(Saved data entries)
--------------------
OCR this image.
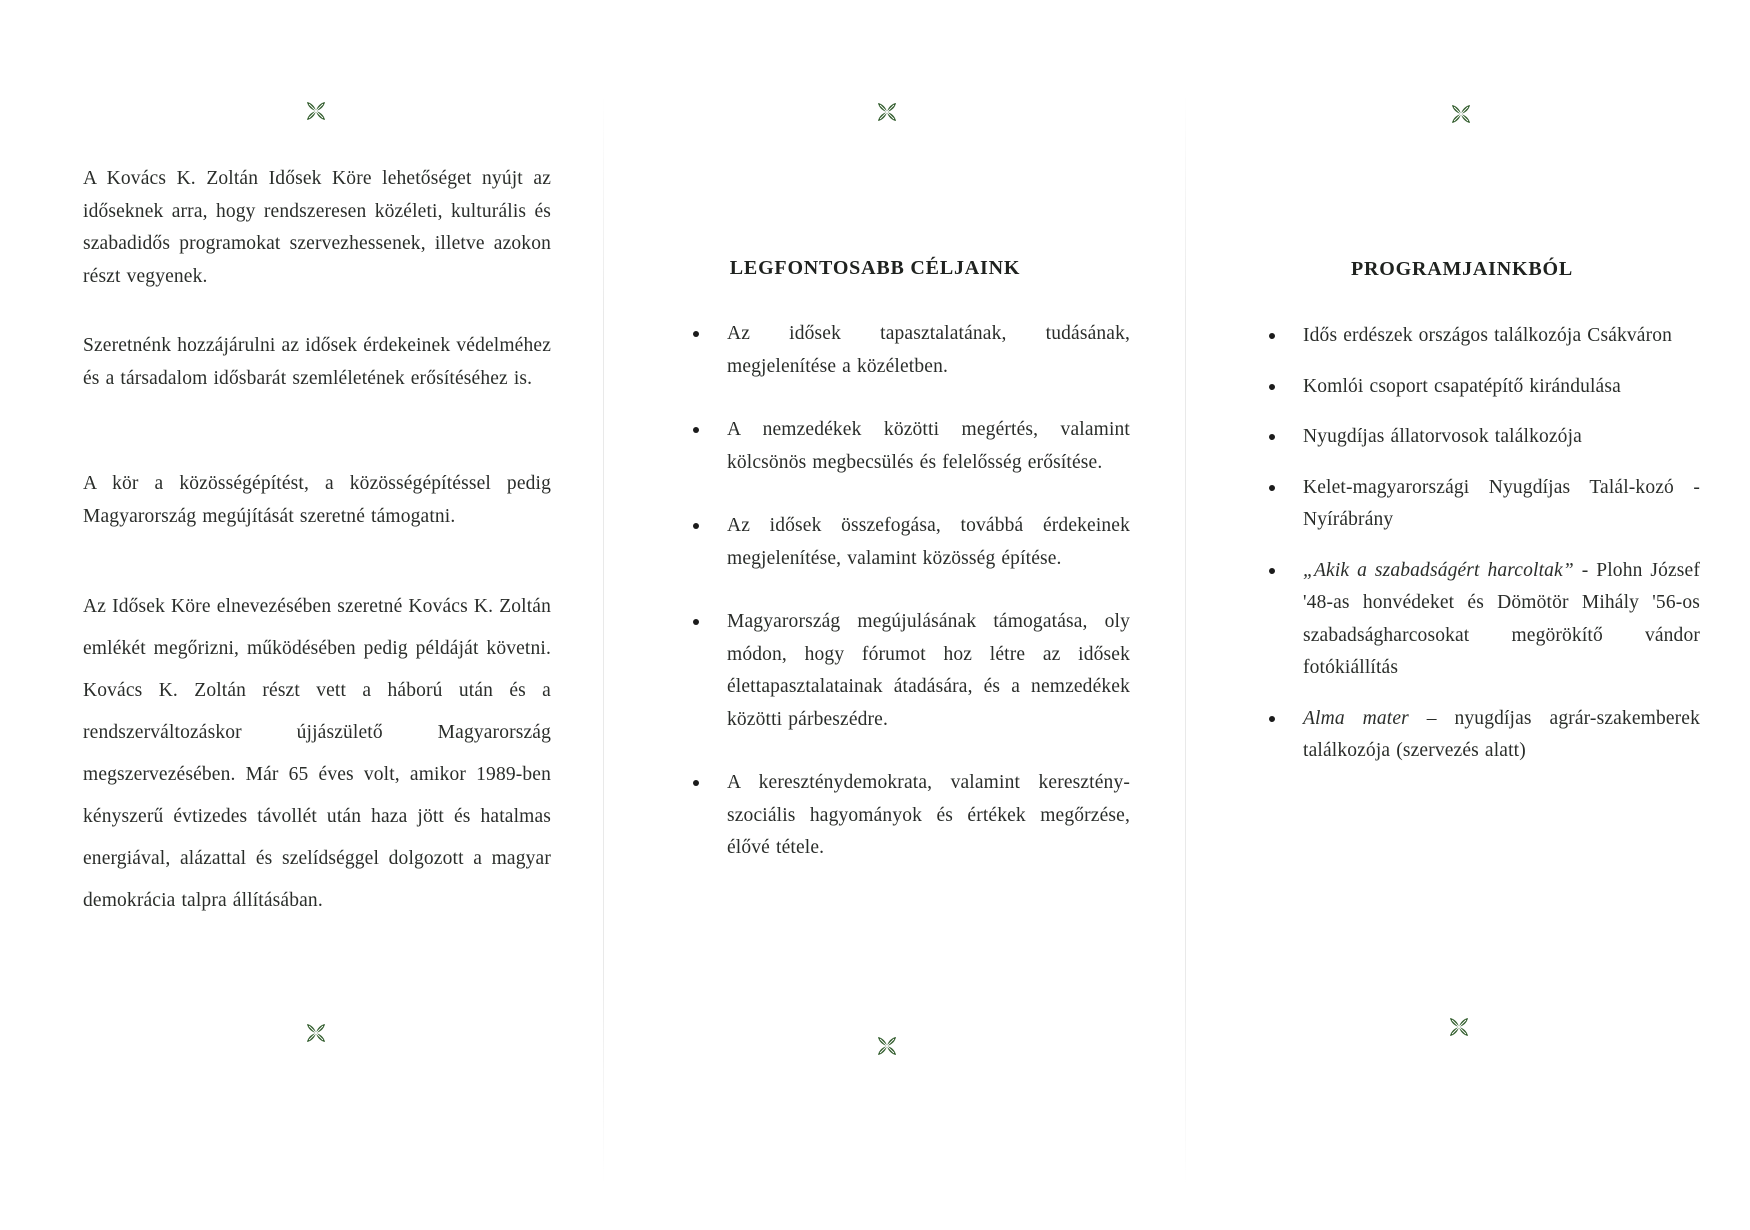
A Kovács K. Zoltán Idősek Köre lehetőséget nyújt az időseknek arra, hogy rendszeresen közéleti, kulturális és szabadidős programokat szervezhessenek, illetve azokon részt vegyenek.

Szeretnénk hozzájárulni az idősek érdekeinek védelméhez és a társadalom idősbarát szemléletének erősítéséhez is.

A kör a közösségépítést, a közösségépítéssel pedig Magyarország megújítását szeretné támogatni.

Az Idősek Köre elnevezésében szeretné Kovács K. Zoltán emlékét megőrizni, működésében pedig példáját követni. Kovács K. Zoltán részt vett a háború után és a rendszerváltozáskor újjászülető Magyarország megszervezésében. Már 65 éves volt, amikor 1989-ben kényszerű évtizedes távollét után haza jött és hatalmas energiával, alázattal és szelídséggel dolgozott a magyar demokrácia talpra állításában.

LEGFONTOSABB CÉLJAINK
Az idősek tapasztalatának, tudásának, megjelenítése a közéletben.
A nemzedékek közötti megértés, valamint kölcsönös megbecsülés és felelősség erősítése.
Az idősek összefogása, továbbá érdekeinek megjelenítése, valamint közösség építése.
Magyarország megújulásának támogatása, oly módon, hogy fórumot hoz létre az idősek élettapasztalatainak átadására, és a nemzedékek közötti párbeszédre.
A kereszténydemokrata, valamint keresztény-szociális hagyományok és értékek megőrzése, élővé tétele.
PROGRAMJAINKBÓL
Idős erdészek országos találkozója Csákváron
Komlói csoport csapatépítő kirándulása
Nyugdíjas állatorvosok találkozója
Kelet-magyarországi Nyugdíjas Talál-kozó - Nyírábrány
„Akik a szabadságért harcoltak” - Plohn József '48-as honvédeket és Dömötör Mihály '56-os szabadságharcosokat megörökítő vándor fotókiállítás
Alma mater – nyugdíjas agrár-szakemberek találkozója (szervezés alatt)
--------------------
DIRECTION: Reproduce each line exactly, please, except for any pictures.

EXERCISE OUTPUT:
OCR this image.
A Kovács K. Zoltán Idősek Köre lehetőséget nyújt az időseknek arra, hogy rendszeresen közéleti, kulturális és szabadidős programokat szervezhessenek, illetve azokon részt vegyenek.

Szeretnénk hozzájárulni az idősek érdekeinek védelméhez és a társadalom idősbarát szemléletének erősítéséhez is.

A kör a közösségépítést, a közösségépítéssel pedig Magyarország megújítását szeretné támogatni.

Az Idősek Köre elnevezésében szeretné Kovács K. Zoltán emlékét megőrizni, működésében pedig példáját követni. Kovács K. Zoltán részt vett a háború után és a rendszerváltozáskor újjászülető Magyarország megszervezésében. Már 65 éves volt, amikor 1989-ben kényszerű évtizedes távollét után haza jött és hatalmas energiával, alázattal és szelídséggel dolgozott a magyar demokrácia talpra állításában.

LEGFONTOSABB CÉLJAINK
Az idősek tapasztalatának, tudásának, megjelenítése a közéletben.
A nemzedékek közötti megértés, valamint kölcsönös megbecsülés és felelősség erősítése.
Az idősek összefogása, továbbá érdekeinek megjelenítése, valamint közösség építése.
Magyarország megújulásának támogatása, oly módon, hogy fórumot hoz létre az idősek élettapasztalatainak átadására, és a nemzedékek közötti párbeszédre.
A kereszténydemokrata, valamint keresztény-szociális hagyományok és értékek megőrzése, élővé tétele.
PROGRAMJAINKBÓL
Idős erdészek országos találkozója Csákváron
Komlói csoport csapatépítő kirándulása
Nyugdíjas állatorvosok találkozója
Kelet-magyarországi Nyugdíjas Talál-kozó - Nyírábrány
„Akik a szabadságért harcoltak” - Plohn József '48-as honvédeket és Dömötör Mihály '56-os szabadságharcosokat megörökítő vándor fotókiállítás
Alma mater – nyugdíjas agrár-szakemberek találkozója (szervezés alatt)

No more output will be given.